Exercise goal:
Every record must appear in your copy exactly as written, with no pictures.

Dataset content:
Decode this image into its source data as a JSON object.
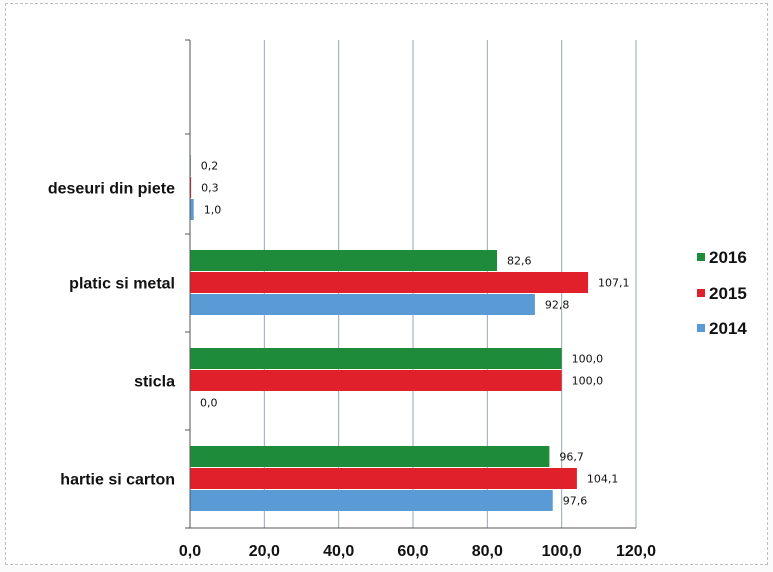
{
  "chart_data": {
    "type": "bar",
    "orientation": "horizontal",
    "categories": [
      "deseuri din piete",
      "platic si metal",
      "sticla",
      "hartie si carton"
    ],
    "series": [
      {
        "name": "2016",
        "color": "#1e8b3a",
        "values": [
          0.2,
          82.6,
          100.0,
          96.7
        ],
        "labels": [
          "0,2",
          "82,6",
          "100,0",
          "96,7"
        ]
      },
      {
        "name": "2015",
        "color": "#e0202b",
        "values": [
          0.3,
          107.1,
          100.0,
          104.1
        ],
        "labels": [
          "0,3",
          "107,1",
          "100,0",
          "104,1"
        ]
      },
      {
        "name": "2014",
        "color": "#5b9bd5",
        "values": [
          1.0,
          92.8,
          0.0,
          97.6
        ],
        "labels": [
          "1,0",
          "92,8",
          "0,0",
          "97,6"
        ]
      }
    ],
    "xlim": [
      0,
      120
    ],
    "xticks": [
      0,
      20,
      40,
      60,
      80,
      100,
      120
    ],
    "xtick_labels": [
      "0,0",
      "20,0",
      "40,0",
      "60,0",
      "80,0",
      "100,0",
      "120,0"
    ],
    "grid": "vertical",
    "legend": {
      "position": "right",
      "entries": [
        "2016",
        "2015",
        "2014"
      ]
    }
  }
}
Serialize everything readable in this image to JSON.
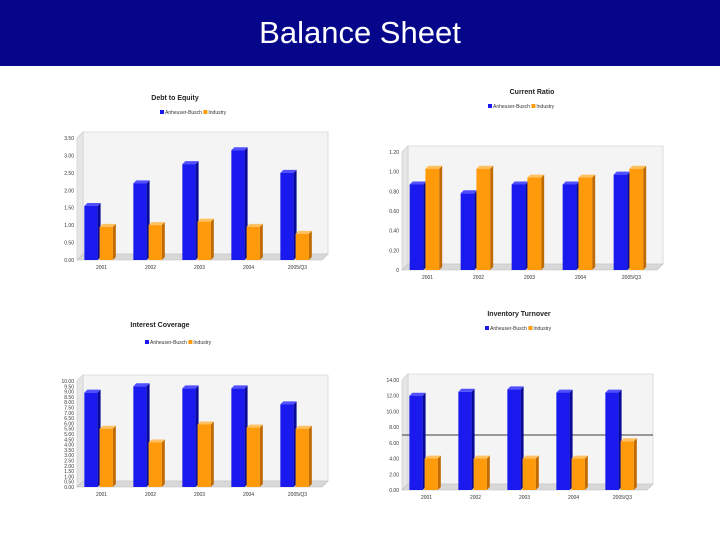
{
  "slide": {
    "title": "Balance Sheet"
  },
  "colors": {
    "header_bg": "#06068a",
    "series_primary": "#1a1aee",
    "series_primary_top": "#5050ff",
    "series_primary_side": "#0a0a99",
    "series_secondary": "#ff9a0a",
    "series_secondary_top": "#ffc060",
    "series_secondary_side": "#c06a00"
  },
  "chart_data": [
    {
      "type": "bar",
      "title": "Debt to Equity",
      "categories": [
        "2001",
        "2002",
        "2003",
        "2004",
        "2005/Q3"
      ],
      "series": [
        {
          "name": "Anheuser-Busch",
          "values": [
            1.55,
            2.2,
            2.75,
            3.15,
            2.5
          ]
        },
        {
          "name": "Industry",
          "values": [
            0.95,
            1.0,
            1.1,
            0.95,
            0.75
          ]
        }
      ],
      "ylim": [
        0,
        3.5
      ],
      "yticks": [
        "0.00",
        "0.50",
        "1.00",
        "1.50",
        "2.00",
        "2.50",
        "3.00",
        "3.50"
      ],
      "legend": "top",
      "grid": false,
      "xlabel": "",
      "ylabel": ""
    },
    {
      "type": "bar",
      "title": "Current Ratio",
      "categories": [
        "2001",
        "2002",
        "2003",
        "2004",
        "2005/Q3"
      ],
      "series": [
        {
          "name": "Anheuser-Busch",
          "values": [
            0.87,
            0.78,
            0.87,
            0.87,
            0.97
          ]
        },
        {
          "name": "Industry",
          "values": [
            1.03,
            1.03,
            0.94,
            0.94,
            1.03
          ]
        }
      ],
      "ylim": [
        0,
        1.2
      ],
      "yticks": [
        "0",
        "0.20",
        "0.40",
        "0.60",
        "0.80",
        "1.00",
        "1.20"
      ],
      "legend": "top",
      "grid": false,
      "xlabel": "",
      "ylabel": ""
    },
    {
      "type": "bar",
      "title": "Interest Coverage",
      "categories": [
        "2001",
        "2002",
        "2003",
        "2004",
        "2005/Q3"
      ],
      "series": [
        {
          "name": "Anheuser-Busch",
          "values": [
            8.9,
            9.5,
            9.3,
            9.3,
            7.8
          ]
        },
        {
          "name": "Industry",
          "values": [
            5.5,
            4.2,
            5.9,
            5.6,
            5.5
          ]
        }
      ],
      "ylim": [
        0,
        10
      ],
      "yticks": [
        "0.00",
        "0.50",
        "1.00",
        "1.50",
        "2.00",
        "2.50",
        "3.00",
        "3.50",
        "4.00",
        "4.50",
        "5.00",
        "5.50",
        "6.00",
        "6.50",
        "7.00",
        "7.50",
        "8.00",
        "8.50",
        "9.00",
        "9.50",
        "10.00"
      ],
      "legend": "top-left",
      "grid": false,
      "xlabel": "",
      "ylabel": ""
    },
    {
      "type": "bar",
      "title": "Inventory Turnover",
      "categories": [
        "2001",
        "2002",
        "2003",
        "2004",
        "2005/Q3"
      ],
      "series": [
        {
          "name": "Anheuser-Busch",
          "values": [
            12.0,
            12.5,
            12.8,
            12.4,
            12.4
          ]
        },
        {
          "name": "Industry",
          "values": [
            4.0,
            4.0,
            4.0,
            4.0,
            6.2
          ]
        }
      ],
      "ylim": [
        0,
        14
      ],
      "yticks": [
        "0.00",
        "2.00",
        "4.00",
        "6.00",
        "8.00",
        "10.00",
        "12.00",
        "14.00"
      ],
      "legend": "top",
      "grid": false,
      "reference_line": 7.0,
      "xlabel": "",
      "ylabel": ""
    }
  ]
}
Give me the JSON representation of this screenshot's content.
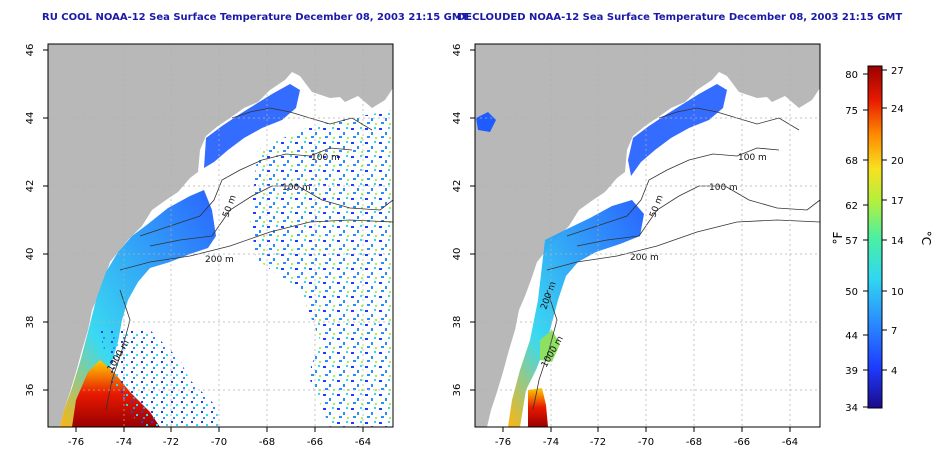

Exercise output:
Decode this image into its source data as a JSON object.
{
  "chart_data": {
    "type": "bar",
    "orientation": "horizontal",
    "categories": [
      "deseuri din piete",
      "platic si metal",
      "sticla",
      "hartie si carton"
    ],
    "series": [
      {
        "name": "2016",
        "color": "#1e8b3a",
        "values": [
          0.2,
          82.6,
          100.0,
          96.7
        ],
        "labels": [
          "0,2",
          "82,6",
          "100,0",
          "96,7"
        ]
      },
      {
        "name": "2015",
        "color": "#e0202b",
        "values": [
          0.3,
          107.1,
          100.0,
          104.1
        ],
        "labels": [
          "0,3",
          "107,1",
          "100,0",
          "104,1"
        ]
      },
      {
        "name": "2014",
        "color": "#5b9bd5",
        "values": [
          1.0,
          92.8,
          0.0,
          97.6
        ],
        "labels": [
          "1,0",
          "92,8",
          "0,0",
          "97,6"
        ]
      }
    ],
    "xlim": [
      0,
      120
    ],
    "xticks": [
      0,
      20,
      40,
      60,
      80,
      100,
      120
    ],
    "xtick_labels": [
      "0,0",
      "20,0",
      "40,0",
      "60,0",
      "80,0",
      "100,0",
      "120,0"
    ],
    "grid": "vertical",
    "legend": {
      "position": "right",
      "entries": [
        "2016",
        "2015",
        "2014"
      ]
    }
  }
}
Serialize everything readable in this image to JSON.
{
  "slide": {
    "title": "Balance Sheet"
  },
  "colors": {
    "header_bg": "#06068a",
    "series_primary": "#1a1aee",
    "series_primary_top": "#5050ff",
    "series_primary_side": "#0a0a99",
    "series_secondary": "#ff9a0a",
    "series_secondary_top": "#ffc060",
    "series_secondary_side": "#c06a00"
  },
  "chart_data": [
    {
      "type": "bar",
      "title": "Debt to Equity",
      "categories": [
        "2001",
        "2002",
        "2003",
        "2004",
        "2005/Q3"
      ],
      "series": [
        {
          "name": "Anheuser-Busch",
          "values": [
            1.55,
            2.2,
            2.75,
            3.15,
            2.5
          ]
        },
        {
          "name": "Industry",
          "values": [
            0.95,
            1.0,
            1.1,
            0.95,
            0.75
          ]
        }
      ],
      "ylim": [
        0,
        3.5
      ],
      "yticks": [
        "0.00",
        "0.50",
        "1.00",
        "1.50",
        "2.00",
        "2.50",
        "3.00",
        "3.50"
      ],
      "legend": "top",
      "grid": false,
      "xlabel": "",
      "ylabel": ""
    },
    {
      "type": "bar",
      "title": "Current Ratio",
      "categories": [
        "2001",
        "2002",
        "2003",
        "2004",
        "2005/Q3"
      ],
      "series": [
        {
          "name": "Anheuser-Busch",
          "values": [
            0.87,
            0.78,
            0.87,
            0.87,
            0.97
          ]
        },
        {
          "name": "Industry",
          "values": [
            1.03,
            1.03,
            0.94,
            0.94,
            1.03
          ]
        }
      ],
      "ylim": [
        0,
        1.2
      ],
      "yticks": [
        "0",
        "0.20",
        "0.40",
        "0.60",
        "0.80",
        "1.00",
        "1.20"
      ],
      "legend": "top",
      "grid": false,
      "xlabel": "",
      "ylabel": ""
    },
    {
      "type": "bar",
      "title": "Interest Coverage",
      "categories": [
        "2001",
        "2002",
        "2003",
        "2004",
        "2005/Q3"
      ],
      "series": [
        {
          "name": "Anheuser-Busch",
          "values": [
            8.9,
            9.5,
            9.3,
            9.3,
            7.8
          ]
        },
        {
          "name": "Industry",
          "values": [
            5.5,
            4.2,
            5.9,
            5.6,
            5.5
          ]
        }
      ],
      "ylim": [
        0,
        10
      ],
      "yticks": [
        "0.00",
        "0.50",
        "1.00",
        "1.50",
        "2.00",
        "2.50",
        "3.00",
        "3.50",
        "4.00",
        "4.50",
        "5.00",
        "5.50",
        "6.00",
        "6.50",
        "7.00",
        "7.50",
        "8.00",
        "8.50",
        "9.00",
        "9.50",
        "10.00"
      ],
      "legend": "top-left",
      "grid": false,
      "xlabel": "",
      "ylabel": ""
    },
    {
      "type": "bar",
      "title": "Inventory Turnover",
      "categories": [
        "2001",
        "2002",
        "2003",
        "2004",
        "2005/Q3"
      ],
      "series": [
        {
          "name": "Anheuser-Busch",
          "values": [
            12.0,
            12.5,
            12.8,
            12.4,
            12.4
          ]
        },
        {
          "name": "Industry",
          "values": [
            4.0,
            4.0,
            4.0,
            4.0,
            6.2
          ]
        }
      ],
      "ylim": [
        0,
        14
      ],
      "yticks": [
        "0.00",
        "2.00",
        "4.00",
        "6.00",
        "8.00",
        "10.00",
        "12.00",
        "14.00"
      ],
      "legend": "top",
      "grid": false,
      "reference_line": 7.0,
      "xlabel": "",
      "ylabel": ""
    }
  ]
}
Give me the JSON representation of this screenshot's content.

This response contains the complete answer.